**Set problem**
Extract each line holding the word "Leggere" from the entries.

**Supplied records**
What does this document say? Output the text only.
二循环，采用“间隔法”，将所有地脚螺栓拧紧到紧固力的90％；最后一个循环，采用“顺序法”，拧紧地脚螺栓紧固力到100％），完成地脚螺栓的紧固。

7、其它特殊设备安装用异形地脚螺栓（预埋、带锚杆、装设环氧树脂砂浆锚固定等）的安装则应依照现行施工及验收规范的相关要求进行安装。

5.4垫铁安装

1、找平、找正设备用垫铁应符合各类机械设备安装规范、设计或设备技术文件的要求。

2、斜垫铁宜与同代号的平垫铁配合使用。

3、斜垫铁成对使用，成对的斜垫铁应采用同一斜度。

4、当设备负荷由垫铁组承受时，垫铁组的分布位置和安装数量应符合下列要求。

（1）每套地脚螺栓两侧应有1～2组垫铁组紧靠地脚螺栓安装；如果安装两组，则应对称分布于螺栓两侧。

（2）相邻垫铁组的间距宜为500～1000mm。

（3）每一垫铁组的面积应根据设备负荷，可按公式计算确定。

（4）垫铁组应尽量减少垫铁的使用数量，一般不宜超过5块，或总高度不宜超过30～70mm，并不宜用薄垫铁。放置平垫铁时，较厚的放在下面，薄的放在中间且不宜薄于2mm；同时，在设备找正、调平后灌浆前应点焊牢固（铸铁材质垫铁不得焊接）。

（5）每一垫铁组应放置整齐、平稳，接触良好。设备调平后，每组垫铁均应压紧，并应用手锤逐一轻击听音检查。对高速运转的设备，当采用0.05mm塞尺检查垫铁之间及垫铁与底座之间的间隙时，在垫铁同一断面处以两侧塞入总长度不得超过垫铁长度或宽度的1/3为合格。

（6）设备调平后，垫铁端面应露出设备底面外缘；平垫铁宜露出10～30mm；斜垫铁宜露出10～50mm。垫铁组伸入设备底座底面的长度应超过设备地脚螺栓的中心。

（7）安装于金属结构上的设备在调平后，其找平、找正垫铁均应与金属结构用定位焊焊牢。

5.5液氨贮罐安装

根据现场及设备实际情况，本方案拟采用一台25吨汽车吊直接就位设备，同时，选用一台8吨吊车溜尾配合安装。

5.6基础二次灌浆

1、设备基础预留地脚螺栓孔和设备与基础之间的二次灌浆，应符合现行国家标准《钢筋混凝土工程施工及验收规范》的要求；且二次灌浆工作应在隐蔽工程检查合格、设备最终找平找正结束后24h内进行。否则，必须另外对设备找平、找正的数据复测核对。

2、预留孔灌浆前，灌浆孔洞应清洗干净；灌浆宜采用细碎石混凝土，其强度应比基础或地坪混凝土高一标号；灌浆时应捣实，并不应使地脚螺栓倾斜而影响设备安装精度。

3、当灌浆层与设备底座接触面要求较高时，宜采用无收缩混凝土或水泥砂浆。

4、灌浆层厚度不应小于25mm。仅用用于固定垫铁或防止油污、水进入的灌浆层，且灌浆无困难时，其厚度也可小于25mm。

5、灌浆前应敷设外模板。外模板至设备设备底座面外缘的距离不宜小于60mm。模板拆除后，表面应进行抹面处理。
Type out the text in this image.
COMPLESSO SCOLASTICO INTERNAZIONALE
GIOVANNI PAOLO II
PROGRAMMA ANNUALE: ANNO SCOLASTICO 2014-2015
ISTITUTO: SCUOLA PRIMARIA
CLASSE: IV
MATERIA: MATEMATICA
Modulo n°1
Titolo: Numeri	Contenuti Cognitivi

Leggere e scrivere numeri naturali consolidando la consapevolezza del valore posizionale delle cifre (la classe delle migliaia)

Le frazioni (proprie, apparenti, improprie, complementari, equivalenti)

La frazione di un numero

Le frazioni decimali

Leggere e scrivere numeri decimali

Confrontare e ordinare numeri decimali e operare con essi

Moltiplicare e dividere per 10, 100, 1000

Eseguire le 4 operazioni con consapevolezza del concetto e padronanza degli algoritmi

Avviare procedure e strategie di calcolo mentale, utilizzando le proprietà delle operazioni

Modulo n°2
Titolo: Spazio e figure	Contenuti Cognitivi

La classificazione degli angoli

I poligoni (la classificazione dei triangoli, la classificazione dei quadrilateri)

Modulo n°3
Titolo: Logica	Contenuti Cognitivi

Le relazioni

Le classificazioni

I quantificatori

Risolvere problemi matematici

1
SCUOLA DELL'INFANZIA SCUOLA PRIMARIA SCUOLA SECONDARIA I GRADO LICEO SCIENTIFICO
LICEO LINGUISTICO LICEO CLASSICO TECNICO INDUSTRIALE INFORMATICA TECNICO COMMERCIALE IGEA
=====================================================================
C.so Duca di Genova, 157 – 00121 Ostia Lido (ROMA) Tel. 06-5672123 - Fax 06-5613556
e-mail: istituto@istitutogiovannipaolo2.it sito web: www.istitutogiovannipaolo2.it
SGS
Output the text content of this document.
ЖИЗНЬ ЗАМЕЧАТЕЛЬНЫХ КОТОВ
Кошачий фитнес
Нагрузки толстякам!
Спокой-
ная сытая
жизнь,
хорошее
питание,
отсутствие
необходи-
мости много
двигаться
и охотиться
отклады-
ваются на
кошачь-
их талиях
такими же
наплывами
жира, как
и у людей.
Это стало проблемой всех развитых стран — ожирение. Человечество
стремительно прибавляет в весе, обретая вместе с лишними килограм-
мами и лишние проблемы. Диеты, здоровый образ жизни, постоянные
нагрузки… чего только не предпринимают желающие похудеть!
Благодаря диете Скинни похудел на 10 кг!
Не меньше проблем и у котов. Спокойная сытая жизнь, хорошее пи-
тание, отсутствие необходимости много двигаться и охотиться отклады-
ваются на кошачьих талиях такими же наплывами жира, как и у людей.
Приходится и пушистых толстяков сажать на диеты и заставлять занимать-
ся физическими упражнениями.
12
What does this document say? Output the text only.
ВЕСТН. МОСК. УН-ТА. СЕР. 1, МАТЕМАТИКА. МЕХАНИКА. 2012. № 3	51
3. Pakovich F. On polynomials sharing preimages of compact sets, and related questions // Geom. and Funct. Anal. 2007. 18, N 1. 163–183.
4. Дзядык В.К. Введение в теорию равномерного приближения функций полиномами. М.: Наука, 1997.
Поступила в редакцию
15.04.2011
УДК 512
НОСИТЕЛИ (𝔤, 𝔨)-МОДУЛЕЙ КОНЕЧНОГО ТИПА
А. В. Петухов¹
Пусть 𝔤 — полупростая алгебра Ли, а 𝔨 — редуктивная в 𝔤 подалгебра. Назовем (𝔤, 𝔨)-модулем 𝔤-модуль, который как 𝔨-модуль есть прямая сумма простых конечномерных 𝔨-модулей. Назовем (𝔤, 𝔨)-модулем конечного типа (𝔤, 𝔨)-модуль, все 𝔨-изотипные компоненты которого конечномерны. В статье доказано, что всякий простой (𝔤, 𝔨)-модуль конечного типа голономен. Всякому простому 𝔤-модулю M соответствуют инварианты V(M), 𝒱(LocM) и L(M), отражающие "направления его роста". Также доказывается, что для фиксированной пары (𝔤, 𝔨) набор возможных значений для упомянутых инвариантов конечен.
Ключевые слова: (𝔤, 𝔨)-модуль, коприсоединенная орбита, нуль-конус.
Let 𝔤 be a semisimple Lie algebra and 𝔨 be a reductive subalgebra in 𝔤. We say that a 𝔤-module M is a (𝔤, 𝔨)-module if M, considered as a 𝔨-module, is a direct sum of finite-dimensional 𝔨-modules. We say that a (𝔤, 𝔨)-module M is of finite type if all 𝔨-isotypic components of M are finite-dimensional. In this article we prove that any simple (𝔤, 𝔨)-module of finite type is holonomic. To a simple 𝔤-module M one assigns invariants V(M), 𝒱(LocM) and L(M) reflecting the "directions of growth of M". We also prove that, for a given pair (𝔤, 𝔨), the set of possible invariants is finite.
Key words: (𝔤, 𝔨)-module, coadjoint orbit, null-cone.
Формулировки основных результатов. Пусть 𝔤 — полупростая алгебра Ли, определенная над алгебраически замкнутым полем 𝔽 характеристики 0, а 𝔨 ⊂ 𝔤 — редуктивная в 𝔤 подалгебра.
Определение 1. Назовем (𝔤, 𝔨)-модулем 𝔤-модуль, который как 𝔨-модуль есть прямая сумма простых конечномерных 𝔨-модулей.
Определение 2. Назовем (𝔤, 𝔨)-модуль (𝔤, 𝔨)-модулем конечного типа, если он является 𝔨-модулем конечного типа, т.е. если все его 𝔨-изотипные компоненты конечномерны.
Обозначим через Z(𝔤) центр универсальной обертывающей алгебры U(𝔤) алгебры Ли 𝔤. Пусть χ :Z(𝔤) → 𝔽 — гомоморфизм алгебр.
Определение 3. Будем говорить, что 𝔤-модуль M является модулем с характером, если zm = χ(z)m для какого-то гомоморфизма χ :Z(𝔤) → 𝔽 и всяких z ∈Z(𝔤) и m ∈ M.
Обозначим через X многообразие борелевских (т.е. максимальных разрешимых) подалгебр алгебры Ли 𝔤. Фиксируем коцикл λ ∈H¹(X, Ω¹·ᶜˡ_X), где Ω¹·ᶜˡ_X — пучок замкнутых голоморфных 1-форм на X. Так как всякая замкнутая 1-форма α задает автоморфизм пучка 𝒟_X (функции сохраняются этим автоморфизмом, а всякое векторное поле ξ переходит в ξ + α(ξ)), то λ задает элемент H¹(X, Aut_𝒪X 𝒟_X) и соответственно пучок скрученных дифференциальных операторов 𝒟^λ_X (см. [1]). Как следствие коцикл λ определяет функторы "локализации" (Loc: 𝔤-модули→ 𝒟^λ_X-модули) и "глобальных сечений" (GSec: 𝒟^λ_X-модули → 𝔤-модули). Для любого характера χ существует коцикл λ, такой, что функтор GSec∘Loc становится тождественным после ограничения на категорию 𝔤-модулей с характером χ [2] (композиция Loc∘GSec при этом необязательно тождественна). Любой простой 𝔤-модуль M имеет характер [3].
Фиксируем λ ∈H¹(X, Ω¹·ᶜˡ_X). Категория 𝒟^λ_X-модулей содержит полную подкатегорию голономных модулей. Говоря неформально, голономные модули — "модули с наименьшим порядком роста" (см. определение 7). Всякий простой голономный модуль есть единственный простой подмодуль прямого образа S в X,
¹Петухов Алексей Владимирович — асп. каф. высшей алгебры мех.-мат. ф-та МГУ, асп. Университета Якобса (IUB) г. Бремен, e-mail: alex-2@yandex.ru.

**Exercise response**
Leggere e scrivere numeri naturali consolidando la consapevolezza del valore posizionale delle cifre (la classe delle migliaia)
Leggere e scrivere numeri decimali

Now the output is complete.